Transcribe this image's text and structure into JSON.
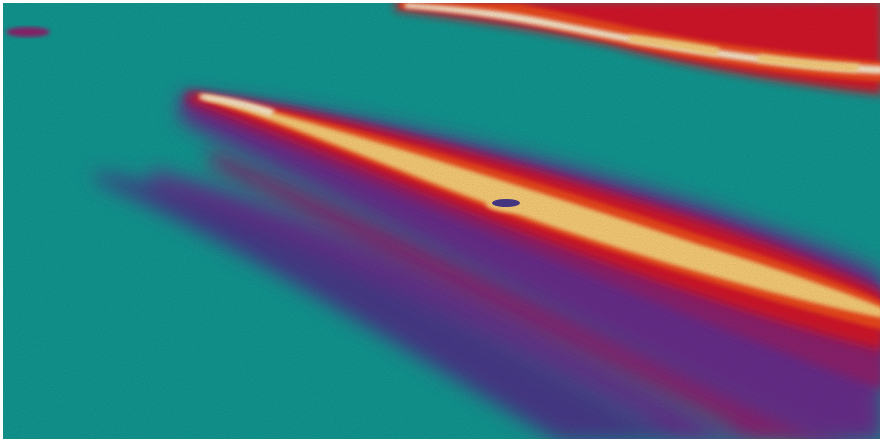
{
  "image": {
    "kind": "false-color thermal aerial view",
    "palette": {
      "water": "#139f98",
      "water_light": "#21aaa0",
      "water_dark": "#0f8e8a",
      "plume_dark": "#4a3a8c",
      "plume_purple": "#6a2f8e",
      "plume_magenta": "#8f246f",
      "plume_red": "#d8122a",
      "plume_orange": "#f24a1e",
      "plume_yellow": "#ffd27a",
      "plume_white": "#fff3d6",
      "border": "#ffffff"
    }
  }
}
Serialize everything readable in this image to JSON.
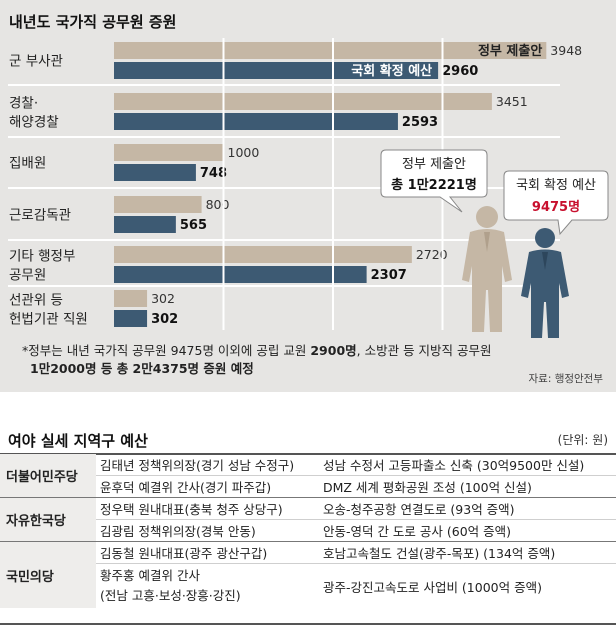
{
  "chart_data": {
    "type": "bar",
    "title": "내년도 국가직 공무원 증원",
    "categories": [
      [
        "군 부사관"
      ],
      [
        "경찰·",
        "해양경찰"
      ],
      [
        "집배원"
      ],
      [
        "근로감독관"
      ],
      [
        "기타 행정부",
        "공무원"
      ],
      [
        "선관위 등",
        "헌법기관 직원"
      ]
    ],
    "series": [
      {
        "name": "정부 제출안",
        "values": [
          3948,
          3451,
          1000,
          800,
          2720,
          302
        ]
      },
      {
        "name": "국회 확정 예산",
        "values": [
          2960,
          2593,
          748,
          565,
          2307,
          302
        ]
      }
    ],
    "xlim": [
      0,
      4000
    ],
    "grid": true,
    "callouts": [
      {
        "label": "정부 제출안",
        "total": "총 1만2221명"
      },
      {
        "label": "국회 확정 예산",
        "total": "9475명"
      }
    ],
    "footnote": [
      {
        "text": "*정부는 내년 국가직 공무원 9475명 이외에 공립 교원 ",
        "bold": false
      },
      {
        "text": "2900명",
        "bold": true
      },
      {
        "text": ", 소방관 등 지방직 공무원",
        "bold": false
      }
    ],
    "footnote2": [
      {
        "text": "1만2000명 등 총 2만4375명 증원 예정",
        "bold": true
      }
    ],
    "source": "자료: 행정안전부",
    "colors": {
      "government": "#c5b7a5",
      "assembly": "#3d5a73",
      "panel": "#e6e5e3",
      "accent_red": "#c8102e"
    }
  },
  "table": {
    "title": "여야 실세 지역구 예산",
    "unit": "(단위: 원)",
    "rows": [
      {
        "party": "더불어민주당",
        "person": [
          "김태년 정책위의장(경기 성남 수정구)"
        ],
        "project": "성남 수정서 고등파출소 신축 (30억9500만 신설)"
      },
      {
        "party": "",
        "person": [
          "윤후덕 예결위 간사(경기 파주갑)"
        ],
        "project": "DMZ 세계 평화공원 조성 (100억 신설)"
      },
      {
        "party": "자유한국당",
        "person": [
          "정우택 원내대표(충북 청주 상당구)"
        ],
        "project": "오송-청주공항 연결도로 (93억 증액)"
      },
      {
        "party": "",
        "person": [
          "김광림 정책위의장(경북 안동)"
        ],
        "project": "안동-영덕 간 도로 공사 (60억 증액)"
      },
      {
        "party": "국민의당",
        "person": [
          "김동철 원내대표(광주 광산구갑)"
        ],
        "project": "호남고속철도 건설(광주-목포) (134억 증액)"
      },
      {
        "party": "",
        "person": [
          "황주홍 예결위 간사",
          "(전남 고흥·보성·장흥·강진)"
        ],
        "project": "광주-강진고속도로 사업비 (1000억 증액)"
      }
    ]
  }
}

============

● What the exercise asks: Reproduce the entries above without change, omitting all pictures.

● Problem solution:
Transcribe this image's text and structure into JSON.
{
  "image": {
    "kind": "false-color thermal aerial view",
    "palette": {
      "water": "#139f98",
      "water_light": "#21aaa0",
      "water_dark": "#0f8e8a",
      "plume_dark": "#4a3a8c",
      "plume_purple": "#6a2f8e",
      "plume_magenta": "#8f246f",
      "plume_red": "#d8122a",
      "plume_orange": "#f24a1e",
      "plume_yellow": "#ffd27a",
      "plume_white": "#fff3d6",
      "border": "#ffffff"
    }
  }
}
Serialize everything readable in this image to JSON.
{
  "chart_data": {
    "type": "bar",
    "title": "내년도 국가직 공무원 증원",
    "categories": [
      [
        "군 부사관"
      ],
      [
        "경찰·",
        "해양경찰"
      ],
      [
        "집배원"
      ],
      [
        "근로감독관"
      ],
      [
        "기타 행정부",
        "공무원"
      ],
      [
        "선관위 등",
        "헌법기관 직원"
      ]
    ],
    "series": [
      {
        "name": "정부 제출안",
        "values": [
          3948,
          3451,
          1000,
          800,
          2720,
          302
        ]
      },
      {
        "name": "국회 확정 예산",
        "values": [
          2960,
          2593,
          748,
          565,
          2307,
          302
        ]
      }
    ],
    "xlim": [
      0,
      4000
    ],
    "grid": true,
    "callouts": [
      {
        "label": "정부 제출안",
        "total": "총 1만2221명"
      },
      {
        "label": "국회 확정 예산",
        "total": "9475명"
      }
    ],
    "footnote": [
      {
        "text": "*정부는 내년 국가직 공무원 9475명 이외에 공립 교원 ",
        "bold": false
      },
      {
        "text": "2900명",
        "bold": true
      },
      {
        "text": ", 소방관 등 지방직 공무원",
        "bold": false
      }
    ],
    "footnote2": [
      {
        "text": "1만2000명 등 총 2만4375명 증원 예정",
        "bold": true
      }
    ],
    "source": "자료: 행정안전부",
    "colors": {
      "government": "#c5b7a5",
      "assembly": "#3d5a73",
      "panel": "#e6e5e3",
      "accent_red": "#c8102e"
    }
  },
  "table": {
    "title": "여야 실세 지역구 예산",
    "unit": "(단위: 원)",
    "rows": [
      {
        "party": "더불어민주당",
        "person": [
          "김태년 정책위의장(경기 성남 수정구)"
        ],
        "project": "성남 수정서 고등파출소 신축 (30억9500만 신설)"
      },
      {
        "party": "",
        "person": [
          "윤후덕 예결위 간사(경기 파주갑)"
        ],
        "project": "DMZ 세계 평화공원 조성 (100억 신설)"
      },
      {
        "party": "자유한국당",
        "person": [
          "정우택 원내대표(충북 청주 상당구)"
        ],
        "project": "오송-청주공항 연결도로 (93억 증액)"
      },
      {
        "party": "",
        "person": [
          "김광림 정책위의장(경북 안동)"
        ],
        "project": "안동-영덕 간 도로 공사 (60억 증액)"
      },
      {
        "party": "국민의당",
        "person": [
          "김동철 원내대표(광주 광산구갑)"
        ],
        "project": "호남고속철도 건설(광주-목포) (134억 증액)"
      },
      {
        "party": "",
        "person": [
          "황주홍 예결위 간사",
          "(전남 고흥·보성·장흥·강진)"
        ],
        "project": "광주-강진고속도로 사업비 (1000억 증액)"
      }
    ]
  }
}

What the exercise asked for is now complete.